** BEGIN RAW RECORDS **

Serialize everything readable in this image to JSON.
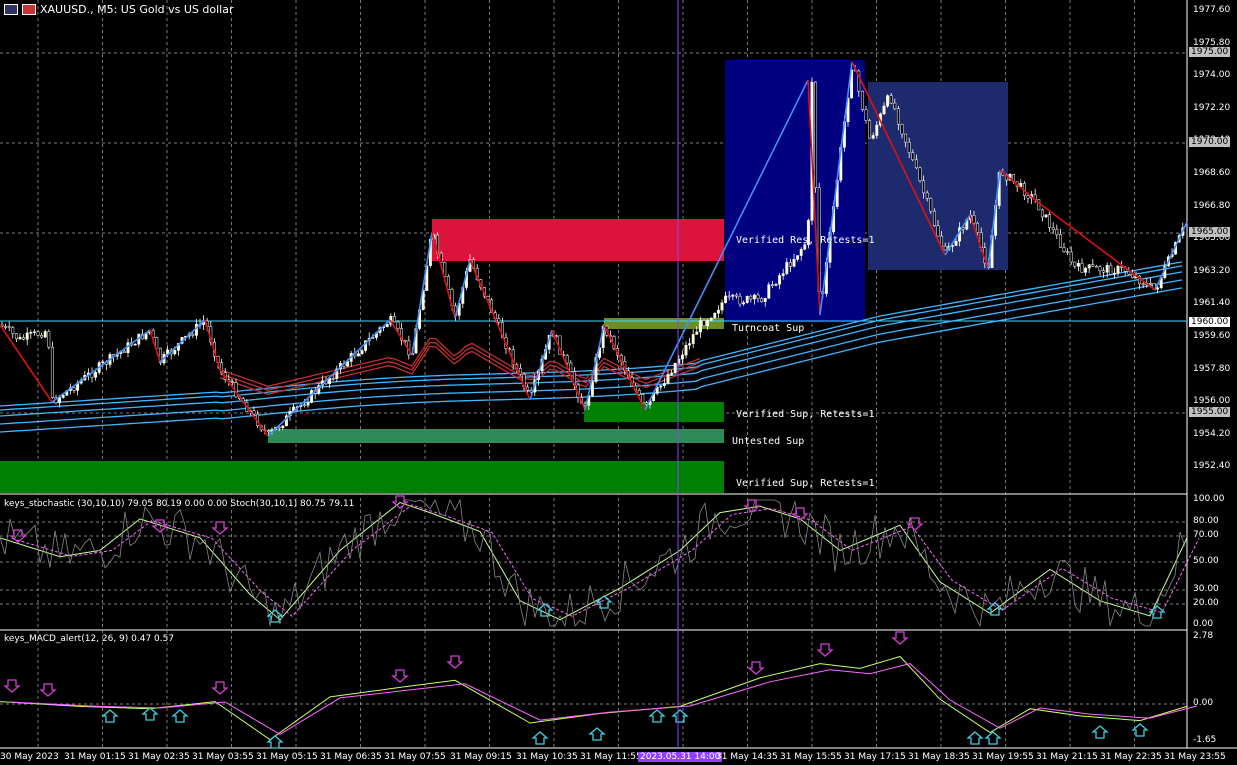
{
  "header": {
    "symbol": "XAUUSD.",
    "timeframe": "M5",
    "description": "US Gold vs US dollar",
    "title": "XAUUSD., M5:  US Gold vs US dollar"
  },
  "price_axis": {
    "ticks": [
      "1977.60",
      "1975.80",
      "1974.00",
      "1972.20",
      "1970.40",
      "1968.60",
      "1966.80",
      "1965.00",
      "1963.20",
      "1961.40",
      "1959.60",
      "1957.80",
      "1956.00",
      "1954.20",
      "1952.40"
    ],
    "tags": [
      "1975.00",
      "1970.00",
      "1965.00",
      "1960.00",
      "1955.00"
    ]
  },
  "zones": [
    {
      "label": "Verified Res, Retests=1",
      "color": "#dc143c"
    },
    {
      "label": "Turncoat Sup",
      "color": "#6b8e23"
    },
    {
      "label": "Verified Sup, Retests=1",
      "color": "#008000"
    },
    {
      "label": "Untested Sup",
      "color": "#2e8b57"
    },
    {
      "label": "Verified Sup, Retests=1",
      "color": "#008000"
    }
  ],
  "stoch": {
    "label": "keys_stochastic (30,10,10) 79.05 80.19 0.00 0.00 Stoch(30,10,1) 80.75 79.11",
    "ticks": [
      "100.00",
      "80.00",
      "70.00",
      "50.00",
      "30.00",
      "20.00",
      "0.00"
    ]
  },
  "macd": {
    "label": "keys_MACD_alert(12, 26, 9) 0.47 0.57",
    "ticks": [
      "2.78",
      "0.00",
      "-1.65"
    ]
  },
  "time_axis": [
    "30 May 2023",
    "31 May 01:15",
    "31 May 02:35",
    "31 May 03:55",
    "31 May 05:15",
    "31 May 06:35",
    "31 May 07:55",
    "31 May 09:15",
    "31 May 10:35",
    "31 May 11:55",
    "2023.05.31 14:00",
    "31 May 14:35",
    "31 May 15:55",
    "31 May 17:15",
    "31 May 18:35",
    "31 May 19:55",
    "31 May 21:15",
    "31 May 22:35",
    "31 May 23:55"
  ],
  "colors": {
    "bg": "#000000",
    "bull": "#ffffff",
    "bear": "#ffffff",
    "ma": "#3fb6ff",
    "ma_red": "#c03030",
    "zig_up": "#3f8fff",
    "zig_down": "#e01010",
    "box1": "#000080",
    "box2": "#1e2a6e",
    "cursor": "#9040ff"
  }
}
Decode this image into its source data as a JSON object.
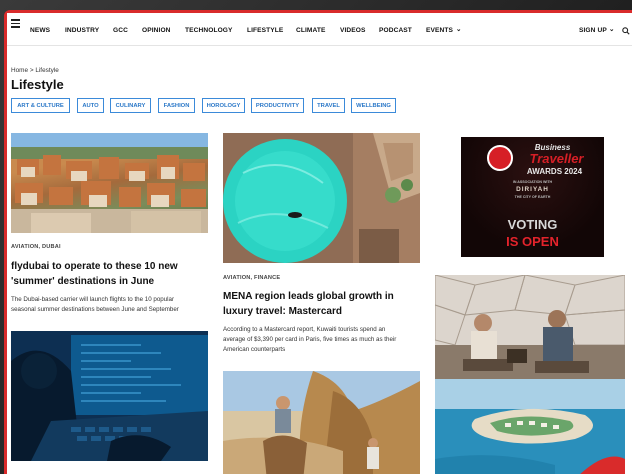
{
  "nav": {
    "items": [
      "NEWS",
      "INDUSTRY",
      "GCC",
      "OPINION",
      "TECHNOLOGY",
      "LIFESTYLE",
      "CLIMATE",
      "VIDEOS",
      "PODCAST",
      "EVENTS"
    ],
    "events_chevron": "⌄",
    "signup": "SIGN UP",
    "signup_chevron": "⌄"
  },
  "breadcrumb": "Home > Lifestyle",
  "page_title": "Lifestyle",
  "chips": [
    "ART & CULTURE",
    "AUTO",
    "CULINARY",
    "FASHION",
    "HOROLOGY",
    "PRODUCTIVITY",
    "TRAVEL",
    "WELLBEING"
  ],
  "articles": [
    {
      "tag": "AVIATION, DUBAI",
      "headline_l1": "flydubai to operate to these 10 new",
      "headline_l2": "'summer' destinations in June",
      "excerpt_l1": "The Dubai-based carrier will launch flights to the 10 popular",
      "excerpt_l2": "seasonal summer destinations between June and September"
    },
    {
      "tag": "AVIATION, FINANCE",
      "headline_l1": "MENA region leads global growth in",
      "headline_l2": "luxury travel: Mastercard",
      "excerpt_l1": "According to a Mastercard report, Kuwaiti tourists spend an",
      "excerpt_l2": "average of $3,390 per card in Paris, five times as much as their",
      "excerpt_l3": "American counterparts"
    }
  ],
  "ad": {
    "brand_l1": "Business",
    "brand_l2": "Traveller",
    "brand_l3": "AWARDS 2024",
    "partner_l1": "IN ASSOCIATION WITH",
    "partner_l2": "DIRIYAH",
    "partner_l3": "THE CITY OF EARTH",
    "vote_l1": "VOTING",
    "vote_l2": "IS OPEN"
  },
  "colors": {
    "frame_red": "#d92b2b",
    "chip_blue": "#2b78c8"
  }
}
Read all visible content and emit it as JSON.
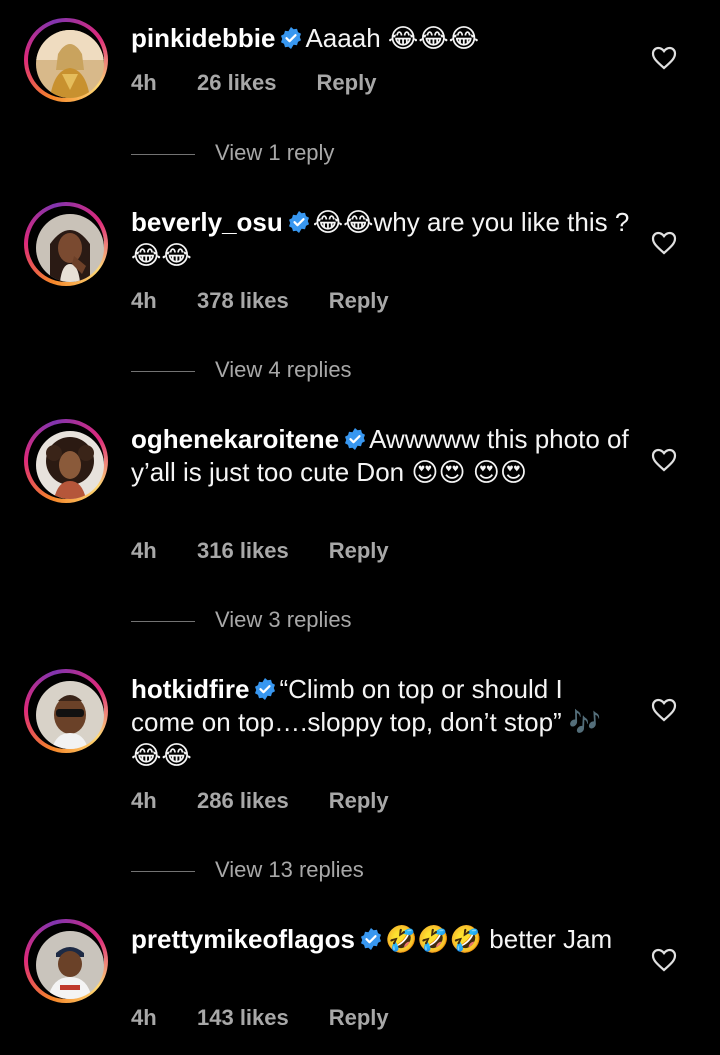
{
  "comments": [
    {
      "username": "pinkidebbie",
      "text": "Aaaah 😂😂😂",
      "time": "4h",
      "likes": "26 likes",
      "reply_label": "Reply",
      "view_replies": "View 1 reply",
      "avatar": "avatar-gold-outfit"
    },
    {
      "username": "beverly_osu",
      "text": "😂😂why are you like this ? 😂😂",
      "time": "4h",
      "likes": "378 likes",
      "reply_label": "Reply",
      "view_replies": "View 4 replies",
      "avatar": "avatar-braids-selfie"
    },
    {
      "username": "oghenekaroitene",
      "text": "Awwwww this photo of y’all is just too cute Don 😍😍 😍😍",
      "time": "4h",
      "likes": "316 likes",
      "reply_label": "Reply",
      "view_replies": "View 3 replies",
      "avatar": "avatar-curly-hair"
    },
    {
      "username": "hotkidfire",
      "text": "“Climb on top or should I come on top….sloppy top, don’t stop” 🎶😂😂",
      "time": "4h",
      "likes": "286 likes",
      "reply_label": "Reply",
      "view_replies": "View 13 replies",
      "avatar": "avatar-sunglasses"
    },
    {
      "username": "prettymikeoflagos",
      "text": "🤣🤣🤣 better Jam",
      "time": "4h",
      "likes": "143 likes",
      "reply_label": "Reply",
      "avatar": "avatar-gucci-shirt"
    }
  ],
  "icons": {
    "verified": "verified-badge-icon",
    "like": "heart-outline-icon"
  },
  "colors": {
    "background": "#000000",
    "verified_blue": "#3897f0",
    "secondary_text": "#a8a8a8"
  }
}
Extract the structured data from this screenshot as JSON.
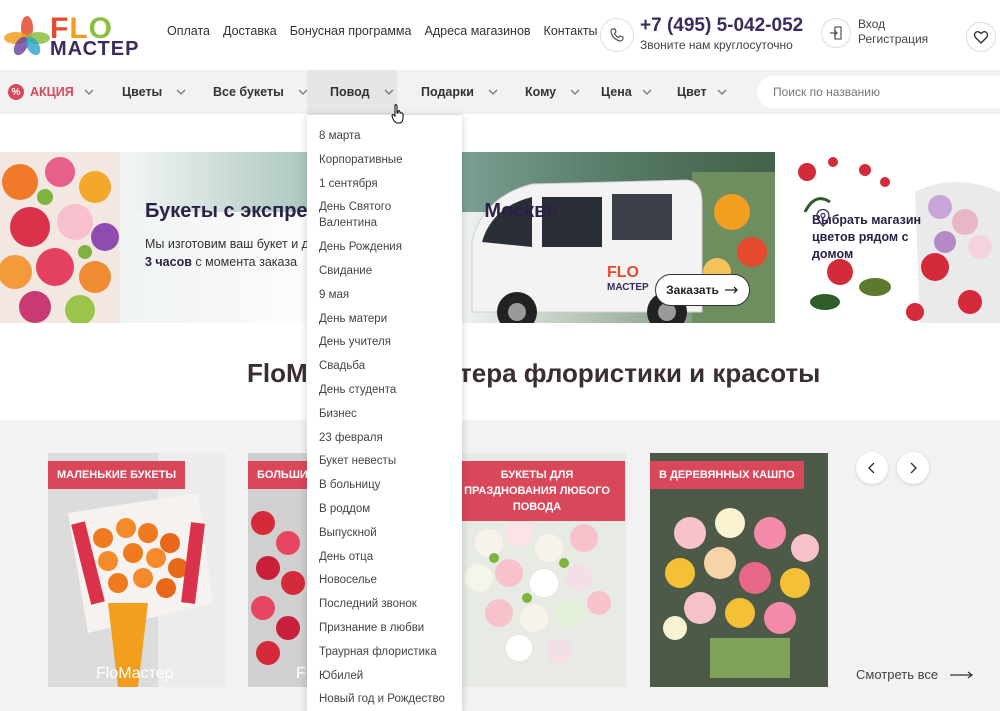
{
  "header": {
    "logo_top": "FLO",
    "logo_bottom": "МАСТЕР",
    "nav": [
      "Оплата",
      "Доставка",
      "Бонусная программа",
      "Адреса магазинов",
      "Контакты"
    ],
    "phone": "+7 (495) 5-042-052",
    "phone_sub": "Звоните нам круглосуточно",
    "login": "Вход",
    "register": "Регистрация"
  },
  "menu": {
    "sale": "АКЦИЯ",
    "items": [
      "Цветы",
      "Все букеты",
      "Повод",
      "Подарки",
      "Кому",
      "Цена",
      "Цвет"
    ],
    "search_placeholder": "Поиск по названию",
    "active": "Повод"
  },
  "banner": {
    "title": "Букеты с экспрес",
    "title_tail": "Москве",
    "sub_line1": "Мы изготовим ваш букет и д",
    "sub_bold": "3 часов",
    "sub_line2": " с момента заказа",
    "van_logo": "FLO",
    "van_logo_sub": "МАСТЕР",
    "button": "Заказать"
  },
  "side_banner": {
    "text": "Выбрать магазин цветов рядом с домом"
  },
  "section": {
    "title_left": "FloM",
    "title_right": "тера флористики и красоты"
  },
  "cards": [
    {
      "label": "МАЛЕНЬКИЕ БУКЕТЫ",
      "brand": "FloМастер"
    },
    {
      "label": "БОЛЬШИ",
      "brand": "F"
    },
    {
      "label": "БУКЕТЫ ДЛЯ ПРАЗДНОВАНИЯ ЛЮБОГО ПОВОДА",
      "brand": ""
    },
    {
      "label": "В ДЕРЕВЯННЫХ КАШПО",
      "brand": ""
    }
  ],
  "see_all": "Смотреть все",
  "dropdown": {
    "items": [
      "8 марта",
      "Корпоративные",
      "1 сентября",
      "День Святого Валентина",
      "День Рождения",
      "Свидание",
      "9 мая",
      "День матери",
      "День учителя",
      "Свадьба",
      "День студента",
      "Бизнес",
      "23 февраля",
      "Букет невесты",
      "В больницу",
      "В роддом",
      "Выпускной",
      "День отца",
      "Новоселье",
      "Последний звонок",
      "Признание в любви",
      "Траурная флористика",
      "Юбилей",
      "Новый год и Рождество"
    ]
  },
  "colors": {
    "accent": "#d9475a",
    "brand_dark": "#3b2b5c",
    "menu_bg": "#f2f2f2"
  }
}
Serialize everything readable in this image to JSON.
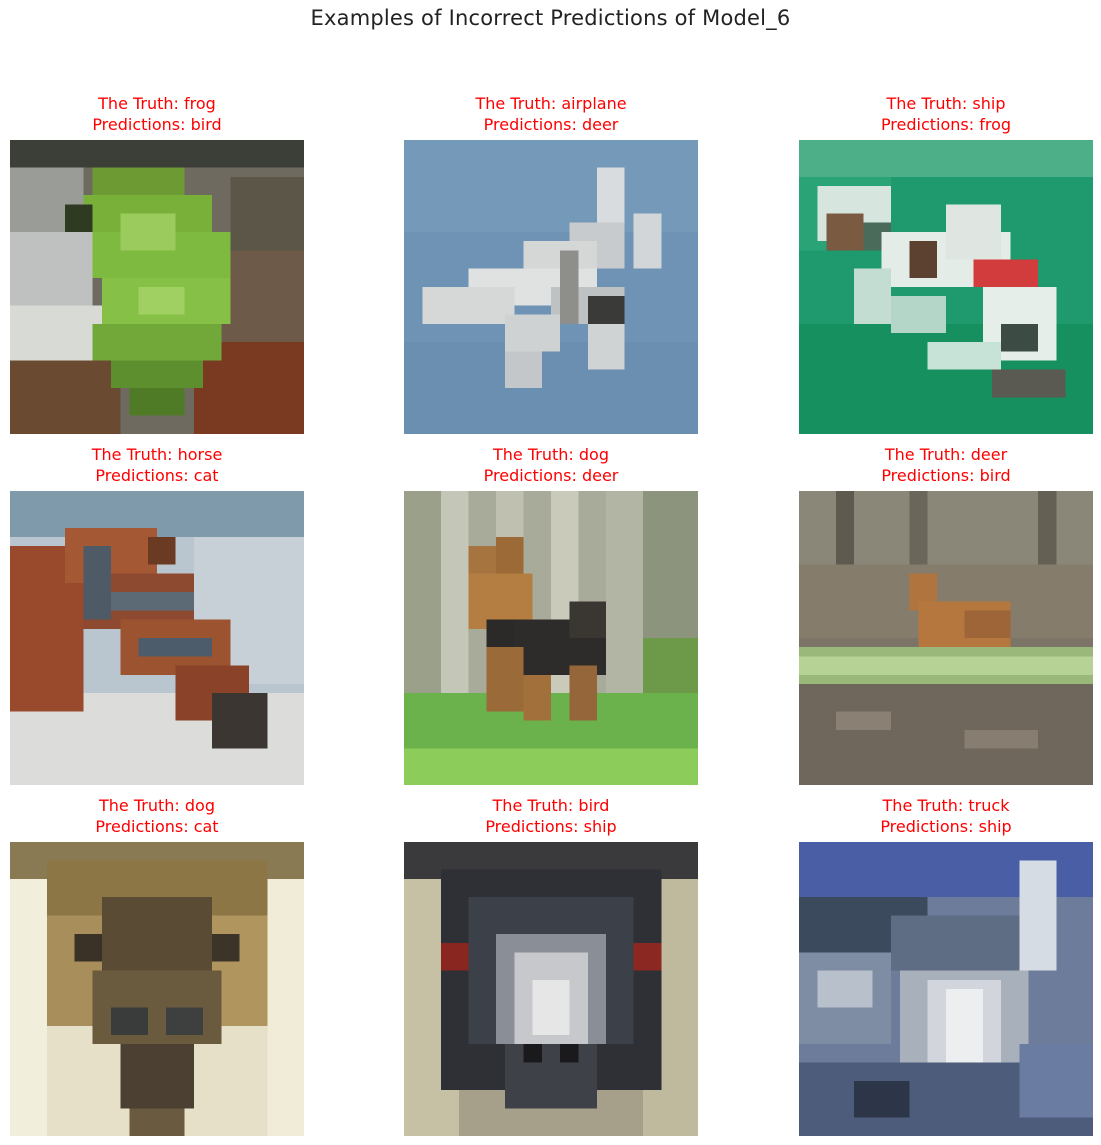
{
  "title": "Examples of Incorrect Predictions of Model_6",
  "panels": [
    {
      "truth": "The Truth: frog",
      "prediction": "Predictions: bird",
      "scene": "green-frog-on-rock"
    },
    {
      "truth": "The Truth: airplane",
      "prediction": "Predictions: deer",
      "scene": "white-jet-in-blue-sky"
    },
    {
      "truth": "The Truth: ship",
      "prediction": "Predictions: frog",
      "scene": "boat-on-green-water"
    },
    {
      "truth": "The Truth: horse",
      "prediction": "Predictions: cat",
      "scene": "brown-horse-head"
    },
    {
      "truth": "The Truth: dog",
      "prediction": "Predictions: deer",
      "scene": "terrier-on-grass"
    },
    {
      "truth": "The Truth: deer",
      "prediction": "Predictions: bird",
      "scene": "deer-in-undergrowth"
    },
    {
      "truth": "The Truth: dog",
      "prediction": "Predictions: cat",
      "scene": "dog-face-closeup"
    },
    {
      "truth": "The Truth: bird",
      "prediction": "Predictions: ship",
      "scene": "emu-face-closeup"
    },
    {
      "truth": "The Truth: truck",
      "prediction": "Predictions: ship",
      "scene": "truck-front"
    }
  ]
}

** END RAW RECORDS **

▸ WHAT TO WORK ON: Look through the listing and extract every line with "username" in it.

▸ RESPONSE FOR THIS EXERCISE:
      "username": "pinkidebbie",
      "username": "beverly_osu",
      "username": "oghenekaroitene",
      "username": "hotkidfire",
      "username": "prettymikeoflagos",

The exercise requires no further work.